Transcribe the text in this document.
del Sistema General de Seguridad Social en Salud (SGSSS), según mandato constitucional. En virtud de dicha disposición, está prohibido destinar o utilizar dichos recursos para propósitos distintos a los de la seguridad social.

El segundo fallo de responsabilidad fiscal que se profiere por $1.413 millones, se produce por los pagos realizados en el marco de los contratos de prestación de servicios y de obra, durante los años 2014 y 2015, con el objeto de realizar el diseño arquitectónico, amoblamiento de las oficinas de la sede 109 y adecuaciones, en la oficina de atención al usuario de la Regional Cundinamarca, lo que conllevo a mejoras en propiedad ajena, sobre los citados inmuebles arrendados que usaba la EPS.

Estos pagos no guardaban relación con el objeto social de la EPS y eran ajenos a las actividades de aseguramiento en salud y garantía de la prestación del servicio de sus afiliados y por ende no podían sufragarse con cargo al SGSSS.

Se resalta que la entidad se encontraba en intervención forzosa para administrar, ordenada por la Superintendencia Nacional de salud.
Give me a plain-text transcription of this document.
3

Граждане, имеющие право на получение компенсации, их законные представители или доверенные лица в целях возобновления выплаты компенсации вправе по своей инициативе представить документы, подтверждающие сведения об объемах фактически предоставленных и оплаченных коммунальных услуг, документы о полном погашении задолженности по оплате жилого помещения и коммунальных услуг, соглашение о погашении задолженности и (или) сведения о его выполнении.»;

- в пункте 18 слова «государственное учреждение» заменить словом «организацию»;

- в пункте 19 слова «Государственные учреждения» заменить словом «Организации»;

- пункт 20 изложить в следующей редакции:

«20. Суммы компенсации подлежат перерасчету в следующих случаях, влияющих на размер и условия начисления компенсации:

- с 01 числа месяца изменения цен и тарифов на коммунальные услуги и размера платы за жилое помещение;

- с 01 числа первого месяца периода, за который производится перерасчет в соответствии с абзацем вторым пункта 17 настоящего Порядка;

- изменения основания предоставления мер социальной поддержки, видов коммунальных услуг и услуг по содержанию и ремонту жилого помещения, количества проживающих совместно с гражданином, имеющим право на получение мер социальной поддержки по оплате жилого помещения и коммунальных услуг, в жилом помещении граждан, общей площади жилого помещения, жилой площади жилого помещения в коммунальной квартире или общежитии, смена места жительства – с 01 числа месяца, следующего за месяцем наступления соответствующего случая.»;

..............................

[What is needed] Repeat the records above in full, character for character.

[Result below]
Transcribe the text in this document.
del Sistema General de Seguridad Social en Salud (SGSSS), según mandato constitucional. En virtud de dicha disposición, está prohibido destinar o utilizar dichos recursos para propósitos distintos a los de la seguridad social.

El segundo fallo de responsabilidad fiscal que se profiere por $1.413 millones, se produce por los pagos realizados en el marco de los contratos de prestación de servicios y de obra, durante los años 2014 y 2015, con el objeto de realizar el diseño arquitectónico, amoblamiento de las oficinas de la sede 109 y adecuaciones, en la oficina de atención al usuario de la Regional Cundinamarca, lo que conllevo a mejoras en propiedad ajena, sobre los citados inmuebles arrendados que usaba la EPS.

Estos pagos no guardaban relación con el objeto social de la EPS y eran ajenos a las actividades de aseguramiento en salud y garantía de la prestación del servicio de sus afiliados y por ende no podían sufragarse con cargo al SGSSS.

Se resalta que la entidad se encontraba en intervención forzosa para administrar, ordenada por la Superintendencia Nacional de salud.
Give me a plain-text transcription of this document.
3

Граждане, имеющие право на получение компенсации, их законные представители или доверенные лица в целях возобновления выплаты компенсации вправе по своей инициативе представить документы, подтверждающие сведения об объемах фактически предоставленных и оплаченных коммунальных услуг, документы о полном погашении задолженности по оплате жилого помещения и коммунальных услуг, соглашение о погашении задолженности и (или) сведения о его выполнении.»;

- в пункте 18 слова «государственное учреждение» заменить словом «организацию»;

- в пункте 19 слова «Государственные учреждения» заменить словом «Организации»;

- пункт 20 изложить в следующей редакции:

«20. Суммы компенсации подлежат перерасчету в следующих случаях, влияющих на размер и условия начисления компенсации:

- с 01 числа месяца изменения цен и тарифов на коммунальные услуги и размера платы за жилое помещение;

- с 01 числа первого месяца периода, за который производится перерасчет в соответствии с абзацем вторым пункта 17 настоящего Порядка;

- изменения основания предоставления мер социальной поддержки, видов коммунальных услуг и услуг по содержанию и ремонту жилого помещения, количества проживающих совместно с гражданином, имеющим право на получение мер социальной поддержки по оплате жилого помещения и коммунальных услуг, в жилом помещении граждан, общей площади жилого помещения, жилой площади жилого помещения в коммунальной квартире или общежитии, смена места жительства – с 01 числа месяца, следующего за месяцем наступления соответствующего случая.»;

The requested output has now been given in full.